# STATED TASK:
Exclude the pictures, then repeat the remaining data exactly.

** Start SOURCE MATERIAL **

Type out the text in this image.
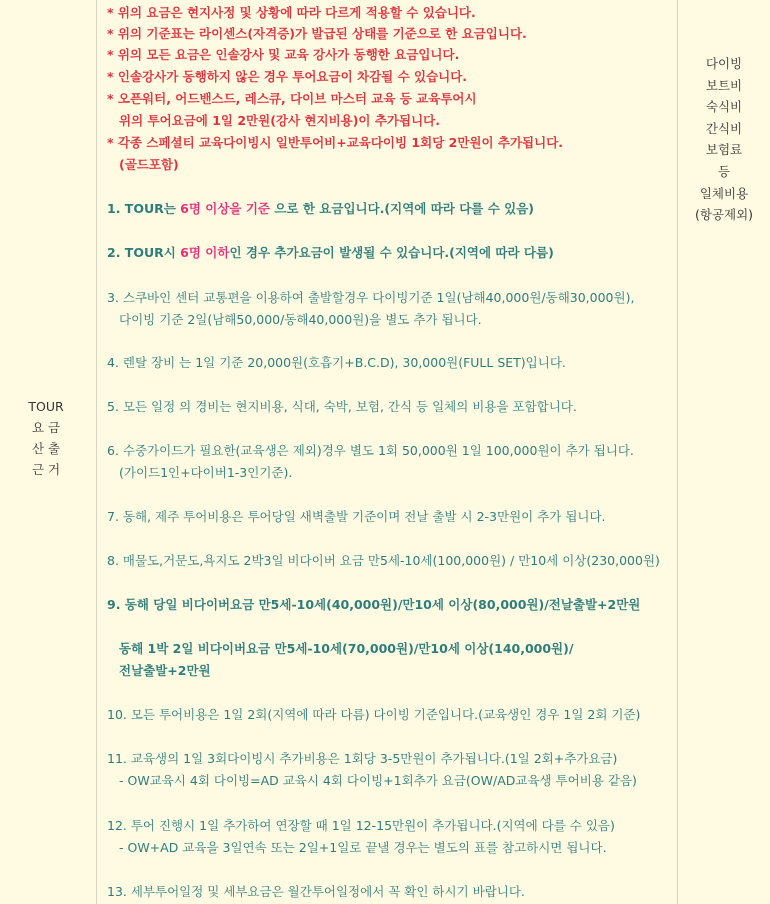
TOUR
요 금
산 출
근 거
* 위의 요금은 현지사정 및 상황에 따라 다르게 적용할 수 있습니다.
* 위의 기준표는 라이센스(자격증)가 발급된 상태를 기준으로 한 요금입니다.
* 위의 모든 요금은 인솔강사 및 교육 강사가 동행한 요금입니다.
* 인솔강사가 동행하지 않은 경우 투어요금이 차감될 수 있습니다.
* 오픈워터, 어드밴스드, 레스큐, 다이브 마스터 교육 등 교육투어시
위의 투어요금에 1일 2만원(강사 현지비용)이 추가됩니다.
* 각종 스페셜티 교육다이빙시 일반투어비+교육다이빙 1회당 2만원이 추가됩니다.
(골드포함)
1. TOUR는 6명 이상을 기준 으로 한 요금입니다.(지역에 따라 다를 수 있음)
2. TOUR시 6명 이하인 경우 추가요금이 발생될 수 있습니다.(지역에 따라 다름)
3. 스쿠바인 센터 교통편을 이용하여 출발할경우 다이빙기준 1일(남해40,000원/동해30,000원),
다이빙 기준 2일(남해50,000/동해40,000원)을 별도 추가 됩니다.
4. 렌탈 장비 는 1일 기준 20,000원(호흡기+B.C.D), 30,000원(FULL SET)입니다.
5. 모든 일정 의 경비는 현지비용, 식대, 숙박, 보험, 간식 등 일체의 비용을 포함합니다.
6. 수중가이드가 필요한(교육생은 제외)경우 별도 1회 50,000원 1일 100,000원이 추가 됩니다.
(가이드1인+다이버1-3인기준).
7. 동해, 제주 투어비용은 투어당일 새벽출발 기준이며 전날 출발 시 2-3만원이 추가 됩니다.
8. 매물도,거문도,욕지도 2박3일 비다이버 요금 만5세-10세(100,000원) / 만10세 이상(230,000원)
9. 동해 당일 비다이버요금 만5세-10세(40,000원)/만10세 이상(80,000원)/전날출발+2만원
동해 1박 2일 비다이버요금 만5세-10세(70,000원)/만10세 이상(140,000원)/
전날출발+2만원
10. 모든 투어비용은 1일 2회(지역에 따라 다름) 다이빙 기준입니다.(교육생인 경우 1일 2회 기준)
11. 교육생의 1일 3회다이빙시 추가비용은 1회당 3-5만원이 추가됩니다.(1일 2회+추가요금)
- OW교육시 4회 다이빙=AD 교육시 4회 다이빙+1회추가 요금(OW/AD교육생 투어비용 같음)
12. 투어 진행시 1일 추가하여 연장할 때 1일 12-15만원이 추가됩니다.(지역에 다를 수 있음)
- OW+AD 교육을 3일연속 또는 2일+1일로 끝낼 경우는 별도의 표를 참고하시면 됩니다.
13. 세부투어일정 및 세부요금은 월간투어일정에서 꼭 확인 하시기 바랍니다.
다이빙
보트비
숙식비
간식비
보험료
등
일체비용
(항공제외)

** End SOURCE MATERIAL **

# COMPLETE ANSWER:
Type out the text in this image.
TOUR
요 금
산 출
근 거
* 위의 요금은 현지사정 및 상황에 따라 다르게 적용할 수 있습니다.
* 위의 기준표는 라이센스(자격증)가 발급된 상태를 기준으로 한 요금입니다.
* 위의 모든 요금은 인솔강사 및 교육 강사가 동행한 요금입니다.
* 인솔강사가 동행하지 않은 경우 투어요금이 차감될 수 있습니다.
* 오픈워터, 어드밴스드, 레스큐, 다이브 마스터 교육 등 교육투어시
위의 투어요금에 1일 2만원(강사 현지비용)이 추가됩니다.
* 각종 스페셜티 교육다이빙시 일반투어비+교육다이빙 1회당 2만원이 추가됩니다.
(골드포함)
1. TOUR는 6명 이상을 기준 으로 한 요금입니다.(지역에 따라 다를 수 있음)
2. TOUR시 6명 이하인 경우 추가요금이 발생될 수 있습니다.(지역에 따라 다름)
3. 스쿠바인 센터 교통편을 이용하여 출발할경우 다이빙기준 1일(남해40,000원/동해30,000원),
다이빙 기준 2일(남해50,000/동해40,000원)을 별도 추가 됩니다.
4. 렌탈 장비 는 1일 기준 20,000원(호흡기+B.C.D), 30,000원(FULL SET)입니다.
5. 모든 일정 의 경비는 현지비용, 식대, 숙박, 보험, 간식 등 일체의 비용을 포함합니다.
6. 수중가이드가 필요한(교육생은 제외)경우 별도 1회 50,000원 1일 100,000원이 추가 됩니다.
(가이드1인+다이버1-3인기준).
7. 동해, 제주 투어비용은 투어당일 새벽출발 기준이며 전날 출발 시 2-3만원이 추가 됩니다.
8. 매물도,거문도,욕지도 2박3일 비다이버 요금 만5세-10세(100,000원) / 만10세 이상(230,000원)
9. 동해 당일 비다이버요금 만5세-10세(40,000원)/만10세 이상(80,000원)/전날출발+2만원
동해 1박 2일 비다이버요금 만5세-10세(70,000원)/만10세 이상(140,000원)/
전날출발+2만원
10. 모든 투어비용은 1일 2회(지역에 따라 다름) 다이빙 기준입니다.(교육생인 경우 1일 2회 기준)
11. 교육생의 1일 3회다이빙시 추가비용은 1회당 3-5만원이 추가됩니다.(1일 2회+추가요금)
- OW교육시 4회 다이빙=AD 교육시 4회 다이빙+1회추가 요금(OW/AD교육생 투어비용 같음)
12. 투어 진행시 1일 추가하여 연장할 때 1일 12-15만원이 추가됩니다.(지역에 다를 수 있음)
- OW+AD 교육을 3일연속 또는 2일+1일로 끝낼 경우는 별도의 표를 참고하시면 됩니다.
13. 세부투어일정 및 세부요금은 월간투어일정에서 꼭 확인 하시기 바랍니다.
다이빙
보트비
숙식비
간식비
보험료
등
일체비용
(항공제외)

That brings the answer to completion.